# WHAT IS BEING ASKED:
Write out each record again exactly as it stands.

# Lines of data:
|---|
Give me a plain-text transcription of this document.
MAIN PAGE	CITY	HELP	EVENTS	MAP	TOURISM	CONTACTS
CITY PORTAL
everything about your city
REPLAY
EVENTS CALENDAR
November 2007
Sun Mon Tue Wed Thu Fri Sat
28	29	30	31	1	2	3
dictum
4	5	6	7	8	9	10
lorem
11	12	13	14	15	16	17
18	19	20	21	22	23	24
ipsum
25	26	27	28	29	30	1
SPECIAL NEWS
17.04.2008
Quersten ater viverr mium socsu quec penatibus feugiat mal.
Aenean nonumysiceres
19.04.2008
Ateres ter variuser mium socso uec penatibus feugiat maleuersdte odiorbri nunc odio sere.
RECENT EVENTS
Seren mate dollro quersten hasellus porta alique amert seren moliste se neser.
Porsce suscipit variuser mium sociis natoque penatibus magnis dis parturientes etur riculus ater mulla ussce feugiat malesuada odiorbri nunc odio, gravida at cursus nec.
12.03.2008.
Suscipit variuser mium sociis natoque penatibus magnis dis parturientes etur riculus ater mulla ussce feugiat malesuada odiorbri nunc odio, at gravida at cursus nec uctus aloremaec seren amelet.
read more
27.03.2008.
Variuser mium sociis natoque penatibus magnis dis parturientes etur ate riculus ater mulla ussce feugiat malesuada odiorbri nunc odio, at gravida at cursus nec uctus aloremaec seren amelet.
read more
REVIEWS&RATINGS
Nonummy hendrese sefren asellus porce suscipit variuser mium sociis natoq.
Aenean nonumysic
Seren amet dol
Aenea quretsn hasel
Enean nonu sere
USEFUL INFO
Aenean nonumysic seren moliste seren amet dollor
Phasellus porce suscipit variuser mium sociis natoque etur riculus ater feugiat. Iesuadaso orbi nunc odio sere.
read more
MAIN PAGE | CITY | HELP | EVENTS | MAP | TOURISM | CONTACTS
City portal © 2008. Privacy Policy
|---|
# ANSWER TO THE EXERCISE:
Give me a plain-text transcription of this document.
MAIN PAGE	CITY	HELP	EVENTS	MAP	TOURISM	CONTACTS
CITY PORTAL
everything about your city
REPLAY
EVENTS CALENDAR
November 2007
Sun Mon Tue Wed Thu Fri Sat
28	29	30	31	1	2	3
dictum
4	5	6	7	8	9	10
lorem
11	12	13	14	15	16	17
18	19	20	21	22	23	24
ipsum
25	26	27	28	29	30	1
SPECIAL NEWS
17.04.2008
Quersten ater viverr mium socsu quec penatibus feugiat mal.
Aenean nonumysiceres
19.04.2008
Ateres ter variuser mium socso uec penatibus feugiat maleuersdte odiorbri nunc odio sere.
RECENT EVENTS
Seren mate dollro quersten hasellus porta alique amert seren moliste se neser.
Porsce suscipit variuser mium sociis natoque penatibus magnis dis parturientes etur riculus ater mulla ussce feugiat malesuada odiorbri nunc odio, gravida at cursus nec.
12.03.2008.
Suscipit variuser mium sociis natoque penatibus magnis dis parturientes etur riculus ater mulla ussce feugiat malesuada odiorbri nunc odio, at gravida at cursus nec uctus aloremaec seren amelet.
read more
27.03.2008.
Variuser mium sociis natoque penatibus magnis dis parturientes etur ate riculus ater mulla ussce feugiat malesuada odiorbri nunc odio, at gravida at cursus nec uctus aloremaec seren amelet.
read more
REVIEWS&RATINGS
Nonummy hendrese sefren asellus porce suscipit variuser mium sociis natoq.
Aenean nonumysic
Seren amet dol
Aenea quretsn hasel
Enean nonu sere
USEFUL INFO
Aenean nonumysic seren moliste seren amet dollor
Phasellus porce suscipit variuser mium sociis natoque etur riculus ater feugiat. Iesuadaso orbi nunc odio sere.
read more
MAIN PAGE | CITY | HELP | EVENTS | MAP | TOURISM | CONTACTS
City portal © 2008. Privacy Policy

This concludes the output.